§ **EXERCISE TASK**: Each record must be reproduced exactly as it is shown.

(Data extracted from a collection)

- - -

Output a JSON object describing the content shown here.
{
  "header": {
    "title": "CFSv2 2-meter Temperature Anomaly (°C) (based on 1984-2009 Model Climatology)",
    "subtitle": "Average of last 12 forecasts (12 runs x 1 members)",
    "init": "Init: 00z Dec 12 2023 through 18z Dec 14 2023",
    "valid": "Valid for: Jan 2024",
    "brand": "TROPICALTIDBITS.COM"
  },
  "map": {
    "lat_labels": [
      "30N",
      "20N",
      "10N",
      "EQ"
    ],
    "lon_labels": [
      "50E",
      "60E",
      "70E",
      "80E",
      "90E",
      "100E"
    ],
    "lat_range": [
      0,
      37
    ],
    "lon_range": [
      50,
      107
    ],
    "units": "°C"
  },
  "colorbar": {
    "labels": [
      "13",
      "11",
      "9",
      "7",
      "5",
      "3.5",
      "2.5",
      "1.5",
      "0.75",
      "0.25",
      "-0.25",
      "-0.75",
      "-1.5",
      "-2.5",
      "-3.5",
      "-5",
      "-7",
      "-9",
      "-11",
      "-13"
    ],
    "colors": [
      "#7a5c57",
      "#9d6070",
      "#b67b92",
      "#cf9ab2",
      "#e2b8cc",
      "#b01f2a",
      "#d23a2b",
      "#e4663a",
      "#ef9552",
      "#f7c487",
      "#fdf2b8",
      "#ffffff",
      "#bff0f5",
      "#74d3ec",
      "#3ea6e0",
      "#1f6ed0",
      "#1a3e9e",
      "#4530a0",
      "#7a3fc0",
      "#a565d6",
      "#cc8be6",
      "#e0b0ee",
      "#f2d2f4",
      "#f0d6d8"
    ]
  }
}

- - -

§ **WORKED SOLUTION**:
Output a JSON object describing the content shown here.
{
  "header": {
    "title": "CFSv2 2-meter Temperature Anomaly (°C) (based on 1984-2009 Model Climatology)",
    "subtitle": "Average of last 12 forecasts (12 runs x 1 members)",
    "init": "Init: 00z Dec 12 2023 through 18z Dec 14 2023",
    "valid": "Valid for: Jan 2024",
    "brand": "TROPICALTIDBITS.COM"
  },
  "map": {
    "lat_labels": [
      "30N",
      "20N",
      "10N",
      "EQ"
    ],
    "lon_labels": [
      "50E",
      "60E",
      "70E",
      "80E",
      "90E",
      "100E"
    ],
    "lat_range": [
      0,
      37
    ],
    "lon_range": [
      50,
      107
    ],
    "units": "°C"
  },
  "colorbar": {
    "labels": [
      "13",
      "11",
      "9",
      "7",
      "5",
      "3.5",
      "2.5",
      "1.5",
      "0.75",
      "0.25",
      "-0.25",
      "-0.75",
      "-1.5",
      "-2.5",
      "-3.5",
      "-5",
      "-7",
      "-9",
      "-11",
      "-13"
    ],
    "colors": [
      "#7a5c57",
      "#9d6070",
      "#b67b92",
      "#cf9ab2",
      "#e2b8cc",
      "#b01f2a",
      "#d23a2b",
      "#e4663a",
      "#ef9552",
      "#f7c487",
      "#fdf2b8",
      "#ffffff",
      "#bff0f5",
      "#74d3ec",
      "#3ea6e0",
      "#1f6ed0",
      "#1a3e9e",
      "#4530a0",
      "#7a3fc0",
      "#a565d6",
      "#cc8be6",
      "#e0b0ee",
      "#f2d2f4",
      "#f0d6d8"
    ]
  }
}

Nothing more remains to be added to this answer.